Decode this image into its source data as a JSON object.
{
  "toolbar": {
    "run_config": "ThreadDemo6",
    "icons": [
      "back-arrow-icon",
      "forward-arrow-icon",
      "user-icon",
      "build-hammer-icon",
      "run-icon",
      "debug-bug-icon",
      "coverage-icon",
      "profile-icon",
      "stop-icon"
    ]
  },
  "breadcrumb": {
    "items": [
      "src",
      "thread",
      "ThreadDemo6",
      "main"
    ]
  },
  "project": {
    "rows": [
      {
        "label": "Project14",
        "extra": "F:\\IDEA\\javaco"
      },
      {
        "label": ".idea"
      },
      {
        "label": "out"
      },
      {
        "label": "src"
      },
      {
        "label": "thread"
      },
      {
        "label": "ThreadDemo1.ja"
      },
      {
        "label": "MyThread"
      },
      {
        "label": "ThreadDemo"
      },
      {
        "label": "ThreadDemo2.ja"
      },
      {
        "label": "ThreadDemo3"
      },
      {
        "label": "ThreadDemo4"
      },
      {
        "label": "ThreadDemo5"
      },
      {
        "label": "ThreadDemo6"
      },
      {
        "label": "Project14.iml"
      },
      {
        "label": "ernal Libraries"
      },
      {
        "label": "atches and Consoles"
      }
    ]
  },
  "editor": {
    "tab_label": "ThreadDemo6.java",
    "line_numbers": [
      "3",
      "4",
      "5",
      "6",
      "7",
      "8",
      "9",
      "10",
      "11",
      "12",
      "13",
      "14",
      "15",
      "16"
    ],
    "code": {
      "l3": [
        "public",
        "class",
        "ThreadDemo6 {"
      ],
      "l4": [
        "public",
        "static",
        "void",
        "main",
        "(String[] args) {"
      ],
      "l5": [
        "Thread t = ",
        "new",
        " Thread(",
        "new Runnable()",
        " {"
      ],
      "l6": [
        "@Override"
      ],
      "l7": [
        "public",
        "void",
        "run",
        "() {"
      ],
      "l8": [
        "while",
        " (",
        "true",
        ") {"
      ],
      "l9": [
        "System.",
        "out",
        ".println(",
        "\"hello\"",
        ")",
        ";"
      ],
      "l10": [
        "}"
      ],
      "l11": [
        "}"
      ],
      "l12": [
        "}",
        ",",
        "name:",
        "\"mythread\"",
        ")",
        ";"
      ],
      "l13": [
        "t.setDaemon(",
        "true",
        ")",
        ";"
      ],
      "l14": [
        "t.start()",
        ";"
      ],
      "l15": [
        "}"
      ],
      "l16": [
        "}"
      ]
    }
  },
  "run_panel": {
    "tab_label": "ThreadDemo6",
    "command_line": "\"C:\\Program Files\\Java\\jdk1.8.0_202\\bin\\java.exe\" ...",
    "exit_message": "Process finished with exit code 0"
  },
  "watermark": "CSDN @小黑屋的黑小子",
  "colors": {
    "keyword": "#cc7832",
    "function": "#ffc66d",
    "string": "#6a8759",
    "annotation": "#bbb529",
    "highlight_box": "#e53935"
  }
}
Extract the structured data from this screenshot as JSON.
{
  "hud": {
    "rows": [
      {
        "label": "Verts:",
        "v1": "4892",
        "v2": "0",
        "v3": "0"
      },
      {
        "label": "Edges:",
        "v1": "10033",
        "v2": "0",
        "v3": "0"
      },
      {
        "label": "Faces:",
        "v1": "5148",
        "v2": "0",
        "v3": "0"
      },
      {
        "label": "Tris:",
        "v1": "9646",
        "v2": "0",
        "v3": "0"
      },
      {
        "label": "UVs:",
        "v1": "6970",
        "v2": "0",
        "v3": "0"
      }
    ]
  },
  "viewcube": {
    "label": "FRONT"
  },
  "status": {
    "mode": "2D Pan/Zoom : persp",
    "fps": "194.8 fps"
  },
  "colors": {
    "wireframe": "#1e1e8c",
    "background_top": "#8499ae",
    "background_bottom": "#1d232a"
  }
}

*-*-*

Exactly reproduce all of the entries.

Decode this image into its source data as a JSON object.
{
  "toolbar": {
    "run_config": "ThreadDemo6",
    "icons": [
      "back-arrow-icon",
      "forward-arrow-icon",
      "user-icon",
      "build-hammer-icon",
      "run-icon",
      "debug-bug-icon",
      "coverage-icon",
      "profile-icon",
      "stop-icon"
    ]
  },
  "breadcrumb": {
    "items": [
      "src",
      "thread",
      "ThreadDemo6",
      "main"
    ]
  },
  "project": {
    "rows": [
      {
        "label": "Project14",
        "extra": "F:\\IDEA\\javaco"
      },
      {
        "label": ".idea"
      },
      {
        "label": "out"
      },
      {
        "label": "src"
      },
      {
        "label": "thread"
      },
      {
        "label": "ThreadDemo1.ja"
      },
      {
        "label": "MyThread"
      },
      {
        "label": "ThreadDemo"
      },
      {
        "label": "ThreadDemo2.ja"
      },
      {
        "label": "ThreadDemo3"
      },
      {
        "label": "ThreadDemo4"
      },
      {
        "label": "ThreadDemo5"
      },
      {
        "label": "ThreadDemo6"
      },
      {
        "label": "Project14.iml"
      },
      {
        "label": "ernal Libraries"
      },
      {
        "label": "atches and Consoles"
      }
    ]
  },
  "editor": {
    "tab_label": "ThreadDemo6.java",
    "line_numbers": [
      "3",
      "4",
      "5",
      "6",
      "7",
      "8",
      "9",
      "10",
      "11",
      "12",
      "13",
      "14",
      "15",
      "16"
    ],
    "code": {
      "l3": [
        "public",
        "class",
        "ThreadDemo6 {"
      ],
      "l4": [
        "public",
        "static",
        "void",
        "main",
        "(String[] args) {"
      ],
      "l5": [
        "Thread t = ",
        "new",
        " Thread(",
        "new Runnable()",
        " {"
      ],
      "l6": [
        "@Override"
      ],
      "l7": [
        "public",
        "void",
        "run",
        "() {"
      ],
      "l8": [
        "while",
        " (",
        "true",
        ") {"
      ],
      "l9": [
        "System.",
        "out",
        ".println(",
        "\"hello\"",
        ")",
        ";"
      ],
      "l10": [
        "}"
      ],
      "l11": [
        "}"
      ],
      "l12": [
        "}",
        ",",
        "name:",
        "\"mythread\"",
        ")",
        ";"
      ],
      "l13": [
        "t.setDaemon(",
        "true",
        ")",
        ";"
      ],
      "l14": [
        "t.start()",
        ";"
      ],
      "l15": [
        "}"
      ],
      "l16": [
        "}"
      ]
    }
  },
  "run_panel": {
    "tab_label": "ThreadDemo6",
    "command_line": "\"C:\\Program Files\\Java\\jdk1.8.0_202\\bin\\java.exe\" ...",
    "exit_message": "Process finished with exit code 0"
  },
  "watermark": "CSDN @小黑屋的黑小子",
  "colors": {
    "keyword": "#cc7832",
    "function": "#ffc66d",
    "string": "#6a8759",
    "annotation": "#bbb529",
    "highlight_box": "#e53935"
  }
}
Extract the structured data from this screenshot as JSON.
{
  "hud": {
    "rows": [
      {
        "label": "Verts:",
        "v1": "4892",
        "v2": "0",
        "v3": "0"
      },
      {
        "label": "Edges:",
        "v1": "10033",
        "v2": "0",
        "v3": "0"
      },
      {
        "label": "Faces:",
        "v1": "5148",
        "v2": "0",
        "v3": "0"
      },
      {
        "label": "Tris:",
        "v1": "9646",
        "v2": "0",
        "v3": "0"
      },
      {
        "label": "UVs:",
        "v1": "6970",
        "v2": "0",
        "v3": "0"
      }
    ]
  },
  "viewcube": {
    "label": "FRONT"
  },
  "status": {
    "mode": "2D Pan/Zoom : persp",
    "fps": "194.8 fps"
  },
  "colors": {
    "wireframe": "#1e1e8c",
    "background_top": "#8499ae",
    "background_bottom": "#1d232a"
  }
}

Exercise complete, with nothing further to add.